What you will do
In full and without alteration, repeat the material.

[Dataset records]
■ ■ ■ ■ ■ ■ ■

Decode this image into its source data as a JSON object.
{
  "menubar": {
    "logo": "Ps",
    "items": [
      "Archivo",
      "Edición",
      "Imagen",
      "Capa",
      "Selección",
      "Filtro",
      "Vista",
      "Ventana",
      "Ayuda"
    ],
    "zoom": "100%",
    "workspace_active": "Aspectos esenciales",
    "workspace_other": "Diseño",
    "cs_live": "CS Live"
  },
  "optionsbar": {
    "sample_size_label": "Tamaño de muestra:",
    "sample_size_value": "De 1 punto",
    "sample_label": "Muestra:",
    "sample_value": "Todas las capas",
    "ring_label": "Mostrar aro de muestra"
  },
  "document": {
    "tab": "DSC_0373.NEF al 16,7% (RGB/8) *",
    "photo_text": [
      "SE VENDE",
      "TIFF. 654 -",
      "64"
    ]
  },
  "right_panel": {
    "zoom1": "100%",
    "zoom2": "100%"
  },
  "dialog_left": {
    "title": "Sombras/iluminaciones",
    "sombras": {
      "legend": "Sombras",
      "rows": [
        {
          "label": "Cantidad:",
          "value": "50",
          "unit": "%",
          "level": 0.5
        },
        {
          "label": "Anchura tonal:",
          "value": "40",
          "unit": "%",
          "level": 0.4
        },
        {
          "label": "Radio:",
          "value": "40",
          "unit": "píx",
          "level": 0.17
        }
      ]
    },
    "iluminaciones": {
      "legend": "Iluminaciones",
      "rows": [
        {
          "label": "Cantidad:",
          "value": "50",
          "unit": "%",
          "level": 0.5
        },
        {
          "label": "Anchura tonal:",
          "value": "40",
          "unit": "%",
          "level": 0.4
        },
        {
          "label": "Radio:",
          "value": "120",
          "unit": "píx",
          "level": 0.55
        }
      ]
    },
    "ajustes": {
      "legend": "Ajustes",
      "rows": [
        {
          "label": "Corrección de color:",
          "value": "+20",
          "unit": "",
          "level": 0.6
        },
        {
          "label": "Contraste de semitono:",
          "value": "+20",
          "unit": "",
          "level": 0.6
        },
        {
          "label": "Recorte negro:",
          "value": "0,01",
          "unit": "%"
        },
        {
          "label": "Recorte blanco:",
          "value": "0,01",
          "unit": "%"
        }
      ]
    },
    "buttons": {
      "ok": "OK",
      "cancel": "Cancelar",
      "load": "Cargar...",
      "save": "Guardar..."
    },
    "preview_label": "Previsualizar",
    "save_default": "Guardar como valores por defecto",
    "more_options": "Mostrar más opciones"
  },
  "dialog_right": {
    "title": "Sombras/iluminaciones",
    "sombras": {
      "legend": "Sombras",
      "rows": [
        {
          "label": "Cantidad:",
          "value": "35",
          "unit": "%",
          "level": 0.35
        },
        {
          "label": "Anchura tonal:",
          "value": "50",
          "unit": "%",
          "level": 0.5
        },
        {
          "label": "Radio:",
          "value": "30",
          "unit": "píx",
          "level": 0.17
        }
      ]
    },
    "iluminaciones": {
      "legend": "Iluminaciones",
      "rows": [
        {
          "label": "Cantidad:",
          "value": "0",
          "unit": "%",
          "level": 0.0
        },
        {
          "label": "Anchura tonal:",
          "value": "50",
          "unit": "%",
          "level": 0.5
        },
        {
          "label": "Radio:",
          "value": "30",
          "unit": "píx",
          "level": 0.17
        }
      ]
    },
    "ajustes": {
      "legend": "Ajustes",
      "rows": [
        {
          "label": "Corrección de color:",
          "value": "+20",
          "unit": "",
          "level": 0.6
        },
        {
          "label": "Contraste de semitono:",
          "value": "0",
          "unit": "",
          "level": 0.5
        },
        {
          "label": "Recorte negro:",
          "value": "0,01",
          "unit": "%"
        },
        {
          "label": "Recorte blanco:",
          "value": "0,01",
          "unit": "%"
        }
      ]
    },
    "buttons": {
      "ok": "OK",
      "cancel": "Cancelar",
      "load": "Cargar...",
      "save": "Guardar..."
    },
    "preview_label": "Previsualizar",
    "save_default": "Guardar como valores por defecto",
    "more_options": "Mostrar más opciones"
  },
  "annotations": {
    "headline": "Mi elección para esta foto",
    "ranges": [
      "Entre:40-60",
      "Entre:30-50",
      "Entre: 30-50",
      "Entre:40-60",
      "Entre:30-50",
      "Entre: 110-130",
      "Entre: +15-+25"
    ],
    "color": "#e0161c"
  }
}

■ ■ ■ ■ ■ ■ ■

Response for this exercise
Decode this image into its source data as a JSON object.
{
  "menubar": {
    "logo": "Ps",
    "items": [
      "Archivo",
      "Edición",
      "Imagen",
      "Capa",
      "Selección",
      "Filtro",
      "Vista",
      "Ventana",
      "Ayuda"
    ],
    "zoom": "100%",
    "workspace_active": "Aspectos esenciales",
    "workspace_other": "Diseño",
    "cs_live": "CS Live"
  },
  "optionsbar": {
    "sample_size_label": "Tamaño de muestra:",
    "sample_size_value": "De 1 punto",
    "sample_label": "Muestra:",
    "sample_value": "Todas las capas",
    "ring_label": "Mostrar aro de muestra"
  },
  "document": {
    "tab": "DSC_0373.NEF al 16,7% (RGB/8) *",
    "photo_text": [
      "SE VENDE",
      "TIFF. 654 -",
      "64"
    ]
  },
  "right_panel": {
    "zoom1": "100%",
    "zoom2": "100%"
  },
  "dialog_left": {
    "title": "Sombras/iluminaciones",
    "sombras": {
      "legend": "Sombras",
      "rows": [
        {
          "label": "Cantidad:",
          "value": "50",
          "unit": "%",
          "level": 0.5
        },
        {
          "label": "Anchura tonal:",
          "value": "40",
          "unit": "%",
          "level": 0.4
        },
        {
          "label": "Radio:",
          "value": "40",
          "unit": "píx",
          "level": 0.17
        }
      ]
    },
    "iluminaciones": {
      "legend": "Iluminaciones",
      "rows": [
        {
          "label": "Cantidad:",
          "value": "50",
          "unit": "%",
          "level": 0.5
        },
        {
          "label": "Anchura tonal:",
          "value": "40",
          "unit": "%",
          "level": 0.4
        },
        {
          "label": "Radio:",
          "value": "120",
          "unit": "píx",
          "level": 0.55
        }
      ]
    },
    "ajustes": {
      "legend": "Ajustes",
      "rows": [
        {
          "label": "Corrección de color:",
          "value": "+20",
          "unit": "",
          "level": 0.6
        },
        {
          "label": "Contraste de semitono:",
          "value": "+20",
          "unit": "",
          "level": 0.6
        },
        {
          "label": "Recorte negro:",
          "value": "0,01",
          "unit": "%"
        },
        {
          "label": "Recorte blanco:",
          "value": "0,01",
          "unit": "%"
        }
      ]
    },
    "buttons": {
      "ok": "OK",
      "cancel": "Cancelar",
      "load": "Cargar...",
      "save": "Guardar..."
    },
    "preview_label": "Previsualizar",
    "save_default": "Guardar como valores por defecto",
    "more_options": "Mostrar más opciones"
  },
  "dialog_right": {
    "title": "Sombras/iluminaciones",
    "sombras": {
      "legend": "Sombras",
      "rows": [
        {
          "label": "Cantidad:",
          "value": "35",
          "unit": "%",
          "level": 0.35
        },
        {
          "label": "Anchura tonal:",
          "value": "50",
          "unit": "%",
          "level": 0.5
        },
        {
          "label": "Radio:",
          "value": "30",
          "unit": "píx",
          "level": 0.17
        }
      ]
    },
    "iluminaciones": {
      "legend": "Iluminaciones",
      "rows": [
        {
          "label": "Cantidad:",
          "value": "0",
          "unit": "%",
          "level": 0.0
        },
        {
          "label": "Anchura tonal:",
          "value": "50",
          "unit": "%",
          "level": 0.5
        },
        {
          "label": "Radio:",
          "value": "30",
          "unit": "píx",
          "level": 0.17
        }
      ]
    },
    "ajustes": {
      "legend": "Ajustes",
      "rows": [
        {
          "label": "Corrección de color:",
          "value": "+20",
          "unit": "",
          "level": 0.6
        },
        {
          "label": "Contraste de semitono:",
          "value": "0",
          "unit": "",
          "level": 0.5
        },
        {
          "label": "Recorte negro:",
          "value": "0,01",
          "unit": "%"
        },
        {
          "label": "Recorte blanco:",
          "value": "0,01",
          "unit": "%"
        }
      ]
    },
    "buttons": {
      "ok": "OK",
      "cancel": "Cancelar",
      "load": "Cargar...",
      "save": "Guardar..."
    },
    "preview_label": "Previsualizar",
    "save_default": "Guardar como valores por defecto",
    "more_options": "Mostrar más opciones"
  },
  "annotations": {
    "headline": "Mi elección para esta foto",
    "ranges": [
      "Entre:40-60",
      "Entre:30-50",
      "Entre: 30-50",
      "Entre:40-60",
      "Entre:30-50",
      "Entre: 110-130",
      "Entre: +15-+25"
    ],
    "color": "#e0161c"
  }
}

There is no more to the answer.